▸ STATED PROBLEM
The entries are to be returned exactly, with images left out.

□ □ □ □ □ □ □

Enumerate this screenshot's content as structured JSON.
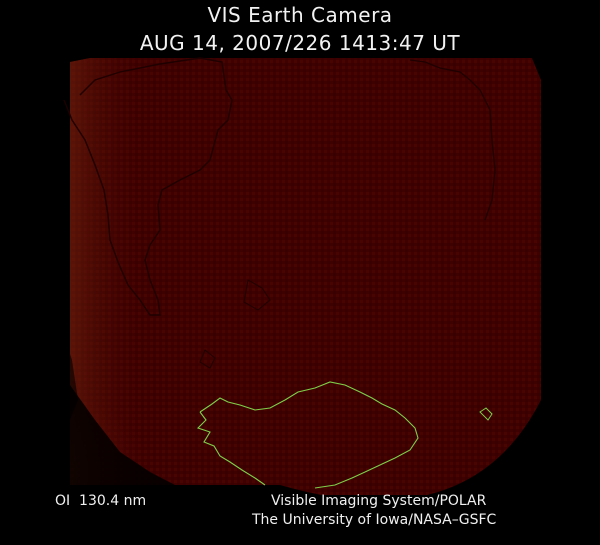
{
  "header": {
    "title": "VIS Earth Camera",
    "timestamp": "AUG 14, 2007/226 1413:47 UT"
  },
  "footer": {
    "wavelength": "OI  130.4 nm",
    "credit_line1": "Visible Imaging System/POLAR",
    "credit_line2": "The University of Iowa/NASA–GSFC"
  },
  "colors": {
    "background": "#000000",
    "disk_fill": "#3f0000",
    "aurora_glow": "#c0501a",
    "coastline_dark": "#1a0000",
    "coastline_antarctica": "#7fd04a"
  }
}
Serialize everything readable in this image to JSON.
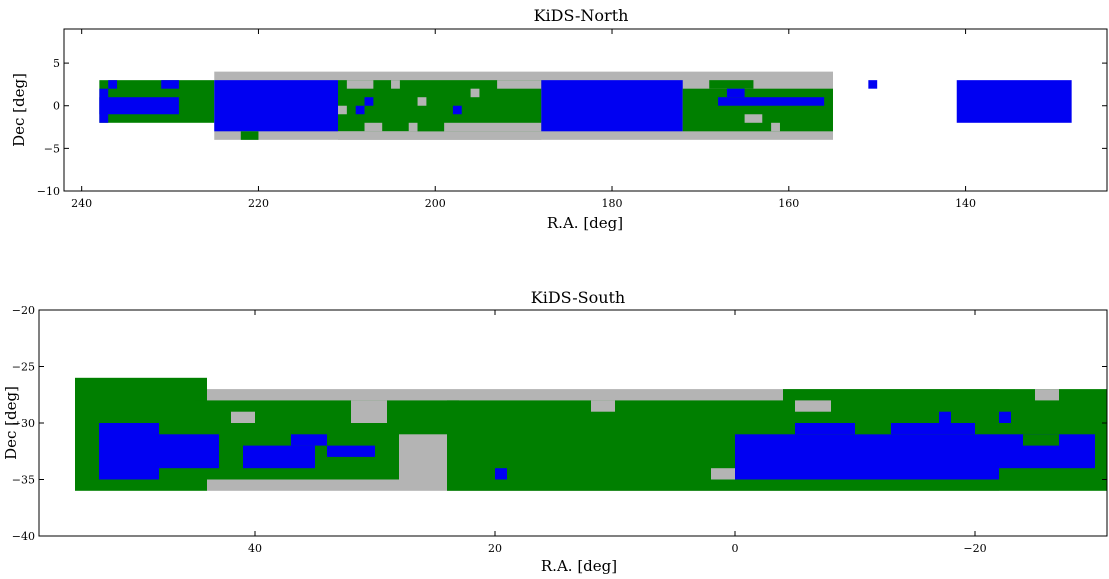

□ □ □ □ □ □ □

▸ REPLY TO THE TASK
Enumerate this screenshot's content as structured JSON.
{
  "header": {
    "title": "VIS Earth Camera",
    "timestamp": "AUG 14, 2007/226 1413:47 UT"
  },
  "footer": {
    "wavelength": "OI  130.4 nm",
    "credit_line1": "Visible Imaging System/POLAR",
    "credit_line2": "The University of Iowa/NASA–GSFC"
  },
  "colors": {
    "background": "#000000",
    "disk_fill": "#3f0000",
    "aurora_glow": "#c0501a",
    "coastline_dark": "#1a0000",
    "coastline_antarctica": "#7fd04a"
  }
}
Serialize everything readable in this image to JSON.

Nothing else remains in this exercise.